**Set problem:** Copy every record below exactly as written, but leave out the pictures.

**The input:**

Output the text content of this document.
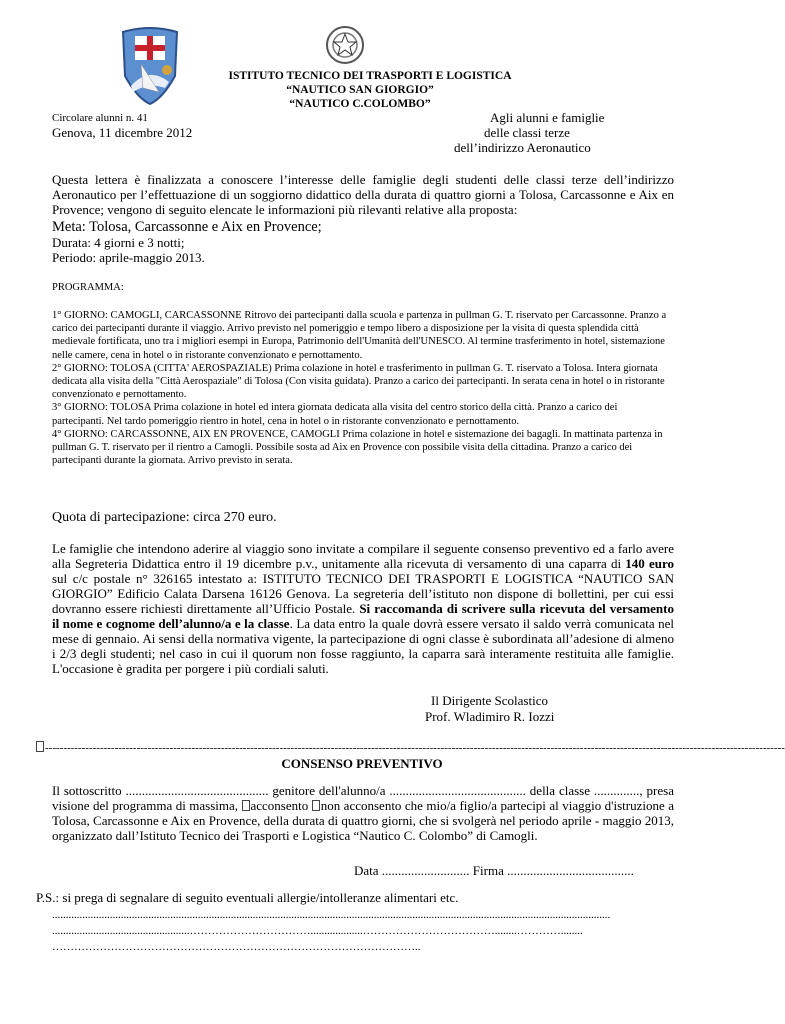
ISTITUTO TECNICO DEI TRASPORTI E LOGISTICA
“NAUTICO SAN GIORGIO”
“NAUTICO C.COLOMBO”
Circolare alunni n. 41
Genova, 11 dicembre 2012
Agli alunni e famiglie
delle classi terze
dell’indirizzo Aeronautico
Questa lettera è finalizzata a conoscere l’interesse delle famiglie degli studenti delle classi terze dell’indirizzo Aeronautico per l’effettuazione di un soggiorno didattico della durata di quattro giorni a Tolosa, Carcassonne e Aix en Provence; vengono di seguito elencate le informazioni più rilevanti relative alla proposta:
Meta: Tolosa, Carcassonne e Aix en Provence;
Durata: 4 giorni e 3 notti;
Periodo: aprile-maggio 2013.
PROGRAMMA:
1° GIORNO: CAMOGLI, CARCASSONNE Ritrovo dei partecipanti dalla scuola e partenza in pullman G. T. riservato per Carcassonne. Pranzo a carico dei partecipanti durante il viaggio. Arrivo previsto nel pomeriggio e tempo libero a disposizione per la visita di questa splendida città medievale fortificata, uno tra i migliori esempi in Europa, Patrimonio dell'Umanità dell'UNESCO. Al termine trasferimento in hotel, sistemazione nelle camere, cena in hotel o in ristorante convenzionato e pernottamento.
2° GIORNO: TOLOSA (CITTA' AEROSPAZIALE) Prima colazione in hotel e trasferimento in pullman G. T. riservato a Tolosa. Intera giornata dedicata alla visita della "Città Aerospaziale" di Tolosa (Con visita guidata). Pranzo a carico dei partecipanti. In serata cena in hotel o in ristorante convenzionato e pernottamento.
3° GIORNO: TOLOSA Prima colazione in hotel ed intera giornata dedicata alla visita del centro storico della città. Pranzo a carico dei partecipanti. Nel tardo pomeriggio rientro in hotel, cena in hotel o in ristorante convenzionato e pernottamento.
4° GIORNO: CARCASSONNE, AIX EN PROVENCE, CAMOGLI Prima colazione in hotel e sistemazione dei bagagli. In mattinata partenza in pullman G. T. riservato per il rientro a Camogli. Possibile sosta ad Aix en Provence con possibile visita della cittadina. Pranzo a carico dei partecipanti durante la giornata. Arrivo previsto in serata.
Quota di partecipazione: circa 270 euro.
Le famiglie che intendono aderire al viaggio sono invitate a compilare il seguente consenso preventivo ed a farlo avere alla Segreteria Didattica entro il 19 dicembre p.v., unitamente alla ricevuta di versamento di una caparra di 140 euro sul c/c postale n° 326165 intestato a: ISTITUTO TECNICO DEI TRASPORTI E LOGISTICA “NAUTICO SAN GIORGIO” Edificio Calata Darsena 16126 Genova. La segreteria dell’istituto non dispone di bollettini, per cui essi dovranno essere richiesti direttamente all’Ufficio Postale. Si raccomanda di scrivere sulla ricevuta del versamento il nome e cognome dell’alunno/a e la classe. La data entro la quale dovrà essere versato il saldo verrà comunicata nel mese di gennaio. Ai sensi della normativa vigente, la partecipazione di ogni classe è subordinata all’adesione di almeno i 2/3 degli studenti; nel caso in cui il quorum non fosse raggiunto, la caparra sarà interamente restituita alle famiglie. L'occasione è gradita per porgere i più cordiali saluti.
Il Dirigente Scolastico
Prof. Wladimiro R. Iozzi
----------------------------------------------------------------------------------------------------------------------------------------------------------------------------------------------------------
CONSENSO PREVENTIVO
Il sottoscritto ............................................ genitore dell'alunno/a .......................................... della classe .............., presa visione del programma di massima, acconsento non acconsento che mio/a figlio/a partecipi al viaggio d'istruzione a Tolosa, Carcassonne e Aix en Provence, della durata di quattro giorni, che si svolgerà nel periodo aprile - maggio 2013, organizzato dall’Istituto Tecnico dei Trasporti e Logistica “Nautico C. Colombo” di Camogli.
Data ........................... Firma .......................................
P.S.: si prega di segnalare di seguito eventuali allergie/intolleranze alimentari etc.
...........................................................................................................................................................................................................
..................................................……………………………...................………………………………........…………........
………………………………………………………………………………………..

**Response to this exercise:**
Output the text content of this document.
ISTITUTO TECNICO DEI TRASPORTI E LOGISTICA
“NAUTICO SAN GIORGIO”
“NAUTICO C.COLOMBO”
Circolare alunni n. 41
Genova, 11 dicembre 2012
Agli alunni e famiglie
delle classi terze
dell’indirizzo Aeronautico
Questa lettera è finalizzata a conoscere l’interesse delle famiglie degli studenti delle classi terze dell’indirizzo Aeronautico per l’effettuazione di un soggiorno didattico della durata di quattro giorni a Tolosa, Carcassonne e Aix en Provence; vengono di seguito elencate le informazioni più rilevanti relative alla proposta:
Meta: Tolosa, Carcassonne e Aix en Provence;
Durata: 4 giorni e 3 notti;
Periodo: aprile-maggio 2013.
PROGRAMMA:
1° GIORNO: CAMOGLI, CARCASSONNE Ritrovo dei partecipanti dalla scuola e partenza in pullman G. T. riservato per Carcassonne. Pranzo a carico dei partecipanti durante il viaggio. Arrivo previsto nel pomeriggio e tempo libero a disposizione per la visita di questa splendida città medievale fortificata, uno tra i migliori esempi in Europa, Patrimonio dell'Umanità dell'UNESCO. Al termine trasferimento in hotel, sistemazione nelle camere, cena in hotel o in ristorante convenzionato e pernottamento.
2° GIORNO: TOLOSA (CITTA' AEROSPAZIALE) Prima colazione in hotel e trasferimento in pullman G. T. riservato a Tolosa. Intera giornata dedicata alla visita della "Città Aerospaziale" di Tolosa (Con visita guidata). Pranzo a carico dei partecipanti. In serata cena in hotel o in ristorante convenzionato e pernottamento.
3° GIORNO: TOLOSA Prima colazione in hotel ed intera giornata dedicata alla visita del centro storico della città. Pranzo a carico dei partecipanti. Nel tardo pomeriggio rientro in hotel, cena in hotel o in ristorante convenzionato e pernottamento.
4° GIORNO: CARCASSONNE, AIX EN PROVENCE, CAMOGLI Prima colazione in hotel e sistemazione dei bagagli. In mattinata partenza in pullman G. T. riservato per il rientro a Camogli. Possibile sosta ad Aix en Provence con possibile visita della cittadina. Pranzo a carico dei partecipanti durante la giornata. Arrivo previsto in serata.
Quota di partecipazione: circa 270 euro.
Le famiglie che intendono aderire al viaggio sono invitate a compilare il seguente consenso preventivo ed a farlo avere alla Segreteria Didattica entro il 19 dicembre p.v., unitamente alla ricevuta di versamento di una caparra di 140 euro sul c/c postale n° 326165 intestato a: ISTITUTO TECNICO DEI TRASPORTI E LOGISTICA “NAUTICO SAN GIORGIO” Edificio Calata Darsena 16126 Genova. La segreteria dell’istituto non dispone di bollettini, per cui essi dovranno essere richiesti direttamente all’Ufficio Postale. Si raccomanda di scrivere sulla ricevuta del versamento il nome e cognome dell’alunno/a e la classe. La data entro la quale dovrà essere versato il saldo verrà comunicata nel mese di gennaio. Ai sensi della normativa vigente, la partecipazione di ogni classe è subordinata all’adesione di almeno i 2/3 degli studenti; nel caso in cui il quorum non fosse raggiunto, la caparra sarà interamente restituita alle famiglie. L'occasione è gradita per porgere i più cordiali saluti.
Il Dirigente Scolastico
Prof. Wladimiro R. Iozzi
----------------------------------------------------------------------------------------------------------------------------------------------------------------------------------------------------------
CONSENSO PREVENTIVO
Il sottoscritto ............................................ genitore dell'alunno/a .......................................... della classe .............., presa visione del programma di massima, acconsento non acconsento che mio/a figlio/a partecipi al viaggio d'istruzione a Tolosa, Carcassonne e Aix en Provence, della durata di quattro giorni, che si svolgerà nel periodo aprile - maggio 2013, organizzato dall’Istituto Tecnico dei Trasporti e Logistica “Nautico C. Colombo” di Camogli.
Data ........................... Firma .......................................
P.S.: si prega di segnalare di seguito eventuali allergie/intolleranze alimentari etc.
...........................................................................................................................................................................................................
..................................................……………………………...................………………………………........…………........
………………………………………………………………………………………..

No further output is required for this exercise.